- REQUIREMENT 1 -
Copy out the rows exactly as they appear, starting from the first row and ending with the row containing "bar-tierra--52.5 bbox=[373, 20, 407, 35]", with both of those rows included.

———

Roth is riled up. “You know, at the foot of the Manhattan Bridge you had that big Teepee. I thought it was cute as hell! It was represented as an anarchistic symbol of resistance, a testimony of resilience. But you should have been inside. Democracy, no way. Hierarchy and survival of the fittest, like all over. A stranger just couldn’t walk in there and say: ‘Hi, folks, I’m homeless, can I live here?’ He would be robbed and molested on the spot.”

Roth stands in front of his window and looks over Chrystie Street, a backstreet of the Bowery. “If you see how hard some homeless are working… yesterday I saw some of them sawing a fridge in pieces in the smoldering heat, just to earn some money from scrap metal. And it always surprises me how sophisticatedly they have built up their canning business… already sufficient proof that these people don’t need to be homeless.”

Professor Terry Williams likes to see homelessness in a global perspective. He receives me in his office just after his very busy weekly open hour for students. His course titled Sex in the City has become the hottest at the New School of Social Research. Williams takes his students on field research to dark and kinky S&M clubs like The Vault, and makes them observe transvestites and prostitutes in the Meat Market district just below Chelsea. There is a coming and going of students with wild research plans. A blond exchange student with thick glasses and a baby face—his sweater says Heidelberger Universität—will define homosexuality in The Village, conceptually as well as geographically. Last week during field research someone actually pinched his ass, he complains to Williams. “Should I be concerned, professor?”

———

- REQUIREMENT 2 -
In the passage about homelessness in New York, what is the title of Professor Terry Williams's course?

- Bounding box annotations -
———

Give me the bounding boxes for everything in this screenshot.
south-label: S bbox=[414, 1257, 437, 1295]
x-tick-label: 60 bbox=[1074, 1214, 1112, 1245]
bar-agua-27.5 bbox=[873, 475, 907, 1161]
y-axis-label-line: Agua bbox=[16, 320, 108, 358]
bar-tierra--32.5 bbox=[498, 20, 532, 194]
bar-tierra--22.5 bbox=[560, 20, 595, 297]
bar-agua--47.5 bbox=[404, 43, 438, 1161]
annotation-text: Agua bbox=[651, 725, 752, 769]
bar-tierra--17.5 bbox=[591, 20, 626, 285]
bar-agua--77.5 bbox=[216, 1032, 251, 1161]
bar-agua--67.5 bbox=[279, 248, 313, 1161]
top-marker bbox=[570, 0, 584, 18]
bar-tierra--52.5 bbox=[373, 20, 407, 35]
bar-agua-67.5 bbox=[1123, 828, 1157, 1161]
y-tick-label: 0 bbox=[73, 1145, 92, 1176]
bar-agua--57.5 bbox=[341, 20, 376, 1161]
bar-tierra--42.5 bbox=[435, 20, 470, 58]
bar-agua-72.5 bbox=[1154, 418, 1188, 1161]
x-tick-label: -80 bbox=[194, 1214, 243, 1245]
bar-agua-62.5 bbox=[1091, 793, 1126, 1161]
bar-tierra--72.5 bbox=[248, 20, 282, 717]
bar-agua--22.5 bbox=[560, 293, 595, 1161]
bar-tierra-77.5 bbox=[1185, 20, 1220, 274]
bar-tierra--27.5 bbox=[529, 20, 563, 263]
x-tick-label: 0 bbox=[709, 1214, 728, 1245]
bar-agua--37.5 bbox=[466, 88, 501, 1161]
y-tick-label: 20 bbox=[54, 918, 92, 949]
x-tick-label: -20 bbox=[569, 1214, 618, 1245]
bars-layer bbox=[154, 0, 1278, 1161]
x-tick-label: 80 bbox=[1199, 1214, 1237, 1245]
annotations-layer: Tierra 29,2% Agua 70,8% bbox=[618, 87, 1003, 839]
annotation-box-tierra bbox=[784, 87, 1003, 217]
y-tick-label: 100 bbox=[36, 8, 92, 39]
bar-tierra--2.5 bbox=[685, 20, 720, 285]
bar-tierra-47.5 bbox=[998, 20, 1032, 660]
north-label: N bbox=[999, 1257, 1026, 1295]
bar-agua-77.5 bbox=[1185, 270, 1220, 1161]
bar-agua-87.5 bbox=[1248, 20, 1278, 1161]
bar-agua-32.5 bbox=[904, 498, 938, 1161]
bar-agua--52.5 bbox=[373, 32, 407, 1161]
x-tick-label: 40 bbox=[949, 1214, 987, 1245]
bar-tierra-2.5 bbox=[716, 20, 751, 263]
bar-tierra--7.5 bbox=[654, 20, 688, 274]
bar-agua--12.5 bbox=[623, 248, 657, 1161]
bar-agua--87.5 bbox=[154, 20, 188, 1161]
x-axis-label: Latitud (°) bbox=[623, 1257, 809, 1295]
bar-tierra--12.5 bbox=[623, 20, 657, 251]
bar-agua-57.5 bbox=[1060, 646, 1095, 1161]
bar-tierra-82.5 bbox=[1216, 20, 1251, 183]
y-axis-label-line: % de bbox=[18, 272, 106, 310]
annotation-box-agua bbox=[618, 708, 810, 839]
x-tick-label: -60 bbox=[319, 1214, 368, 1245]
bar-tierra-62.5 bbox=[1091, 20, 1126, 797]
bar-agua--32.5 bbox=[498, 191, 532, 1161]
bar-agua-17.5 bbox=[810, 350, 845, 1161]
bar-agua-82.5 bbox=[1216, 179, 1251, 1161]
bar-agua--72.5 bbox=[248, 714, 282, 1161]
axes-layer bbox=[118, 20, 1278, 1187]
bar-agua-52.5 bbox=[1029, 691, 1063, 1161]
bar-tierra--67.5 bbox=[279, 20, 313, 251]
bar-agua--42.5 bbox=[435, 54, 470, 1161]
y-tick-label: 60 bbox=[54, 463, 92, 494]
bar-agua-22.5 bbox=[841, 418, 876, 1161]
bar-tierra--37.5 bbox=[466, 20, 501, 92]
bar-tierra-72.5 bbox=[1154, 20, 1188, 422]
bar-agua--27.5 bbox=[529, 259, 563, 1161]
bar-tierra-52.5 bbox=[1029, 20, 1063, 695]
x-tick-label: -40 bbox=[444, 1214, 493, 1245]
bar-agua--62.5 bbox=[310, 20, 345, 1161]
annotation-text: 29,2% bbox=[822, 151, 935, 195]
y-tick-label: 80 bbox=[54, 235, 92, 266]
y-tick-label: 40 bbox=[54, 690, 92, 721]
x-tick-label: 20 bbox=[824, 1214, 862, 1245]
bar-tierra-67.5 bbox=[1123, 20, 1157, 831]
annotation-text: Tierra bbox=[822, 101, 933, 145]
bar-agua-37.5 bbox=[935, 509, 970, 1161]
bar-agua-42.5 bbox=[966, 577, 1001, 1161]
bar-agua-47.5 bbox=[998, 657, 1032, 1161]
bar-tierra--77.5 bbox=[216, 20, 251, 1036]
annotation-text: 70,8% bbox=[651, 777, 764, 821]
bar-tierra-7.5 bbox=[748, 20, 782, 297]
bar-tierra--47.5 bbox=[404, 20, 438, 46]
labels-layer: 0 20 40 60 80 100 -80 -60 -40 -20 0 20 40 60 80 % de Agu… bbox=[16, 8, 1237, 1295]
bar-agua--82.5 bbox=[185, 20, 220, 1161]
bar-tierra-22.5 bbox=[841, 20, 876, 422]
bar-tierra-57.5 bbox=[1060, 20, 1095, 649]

———

- FINAL RESULT 1 -
Give me the bounding boxes for everything in this screenshot.
south-label: S bbox=[414, 1257, 437, 1295]
x-tick-label: 60 bbox=[1074, 1214, 1112, 1245]
bar-agua-27.5 bbox=[873, 475, 907, 1161]
y-axis-label-line: Agua bbox=[16, 320, 108, 358]
bar-tierra--32.5 bbox=[498, 20, 532, 194]
bar-tierra--22.5 bbox=[560, 20, 595, 297]
bar-agua--47.5 bbox=[404, 43, 438, 1161]
annotation-text: Agua bbox=[651, 725, 752, 769]
bar-tierra--17.5 bbox=[591, 20, 626, 285]
bar-agua--77.5 bbox=[216, 1032, 251, 1161]
bar-agua--67.5 bbox=[279, 248, 313, 1161]
top-marker bbox=[570, 0, 584, 18]
bar-tierra--52.5 bbox=[373, 20, 407, 35]

- FINAL RESULT 2 -
Sex in the City